■ O que se pede ■
Reescreva o trecho do texto sobre Almada Negreiros que vai de "O narciso do" até "jogador de futebol.", trocando "caricaturas" por "ilustrações".

■ Trecho selecionado ■
#####

São Paulo, domingo, 16 de novembro de 1997
Texto Anterior | Próximo Texto | Índice

O narciso do Egito

ADRIANO SCHWARTZ
EDITOR-ADJUNTO DO MAIS!

"Almada Negreiros não é um gênio -manifesta-se em não se manifestar." Assim Fernando Pessoa descreveu o artista português em 1913, quando ele tinha apenas 20 anos. Nessa época, Almada já não se manifestava em desenhos, caricaturas, contos, poemas. Aos poucos, ele acrescentaria ao currículo outras não-manifestações: dramaturgo, romancista, coreógrafo, bailarino, ator, editor, agitador cultural, esteta, geômetra e até jogador de futebol.
O juízo de Pessoa, porém, ainda em 1913 seria outro: "Brilhantismo e inteligência, muito e muita". Ao que, dois anos depois, acrescentaria: "Homem de gênio absoluto, uma das grandes sensibilidades da literatura moderna".

#####

■ Dados fornecidos ■
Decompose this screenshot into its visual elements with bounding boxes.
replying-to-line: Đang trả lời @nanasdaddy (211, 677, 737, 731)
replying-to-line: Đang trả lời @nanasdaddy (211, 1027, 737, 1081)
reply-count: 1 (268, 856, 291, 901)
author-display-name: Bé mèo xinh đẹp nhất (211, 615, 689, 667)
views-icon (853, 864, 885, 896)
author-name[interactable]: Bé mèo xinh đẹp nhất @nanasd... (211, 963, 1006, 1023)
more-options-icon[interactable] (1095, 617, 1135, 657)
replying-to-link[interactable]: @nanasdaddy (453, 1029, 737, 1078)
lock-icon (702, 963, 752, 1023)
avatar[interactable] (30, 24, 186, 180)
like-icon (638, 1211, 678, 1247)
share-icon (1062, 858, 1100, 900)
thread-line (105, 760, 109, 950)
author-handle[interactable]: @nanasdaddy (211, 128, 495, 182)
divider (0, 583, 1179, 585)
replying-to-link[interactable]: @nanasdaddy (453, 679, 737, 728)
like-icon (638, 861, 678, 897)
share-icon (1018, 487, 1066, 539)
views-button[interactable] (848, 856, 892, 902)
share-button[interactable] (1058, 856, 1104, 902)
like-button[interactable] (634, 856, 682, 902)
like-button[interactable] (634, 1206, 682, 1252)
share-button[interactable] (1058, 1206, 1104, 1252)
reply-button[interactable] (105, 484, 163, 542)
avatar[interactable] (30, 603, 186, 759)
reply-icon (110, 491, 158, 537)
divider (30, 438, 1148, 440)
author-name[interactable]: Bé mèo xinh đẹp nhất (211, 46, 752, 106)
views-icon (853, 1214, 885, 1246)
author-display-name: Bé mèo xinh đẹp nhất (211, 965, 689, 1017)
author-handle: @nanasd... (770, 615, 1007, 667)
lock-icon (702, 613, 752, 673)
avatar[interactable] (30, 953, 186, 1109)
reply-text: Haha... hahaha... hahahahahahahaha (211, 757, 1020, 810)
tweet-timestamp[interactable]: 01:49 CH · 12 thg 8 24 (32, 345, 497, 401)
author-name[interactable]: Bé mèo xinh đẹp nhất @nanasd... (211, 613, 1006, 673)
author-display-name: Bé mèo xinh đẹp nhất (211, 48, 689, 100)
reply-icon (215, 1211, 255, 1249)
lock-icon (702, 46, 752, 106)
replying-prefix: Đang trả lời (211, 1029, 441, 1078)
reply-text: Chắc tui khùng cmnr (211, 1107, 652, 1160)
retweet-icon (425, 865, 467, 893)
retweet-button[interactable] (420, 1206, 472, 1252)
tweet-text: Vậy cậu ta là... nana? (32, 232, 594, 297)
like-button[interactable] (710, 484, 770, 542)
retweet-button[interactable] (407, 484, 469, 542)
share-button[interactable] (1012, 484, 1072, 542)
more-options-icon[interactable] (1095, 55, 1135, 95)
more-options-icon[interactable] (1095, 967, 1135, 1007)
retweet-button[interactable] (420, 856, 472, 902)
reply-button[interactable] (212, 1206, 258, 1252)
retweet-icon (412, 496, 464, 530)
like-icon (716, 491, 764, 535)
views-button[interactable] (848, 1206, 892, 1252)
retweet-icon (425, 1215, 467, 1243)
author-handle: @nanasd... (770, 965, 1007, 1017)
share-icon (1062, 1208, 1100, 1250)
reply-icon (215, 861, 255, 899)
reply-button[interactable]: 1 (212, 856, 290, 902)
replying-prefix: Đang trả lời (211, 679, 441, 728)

#####

■ Resultado da tarefa ■
O narciso do Egito

ADRIANO SCHWARTZ
EDITOR-ADJUNTO DO MAIS!

"Almada Negreiros não é um gênio -manifesta-se em não se manifestar." Assim Fernando Pessoa descreveu o artista português em 1913, quando ele tinha apenas 20 anos. Nessa época, Almada já não se manifestava em desenhos, ilustrações, contos, poemas. Aos poucos, ele acrescentaria ao currículo outras não-manifestações: dramaturgo, romancista, coreógrafo, bailarino, ator, editor, agitador cultural, esteta, geômetra e até jogador de futebol.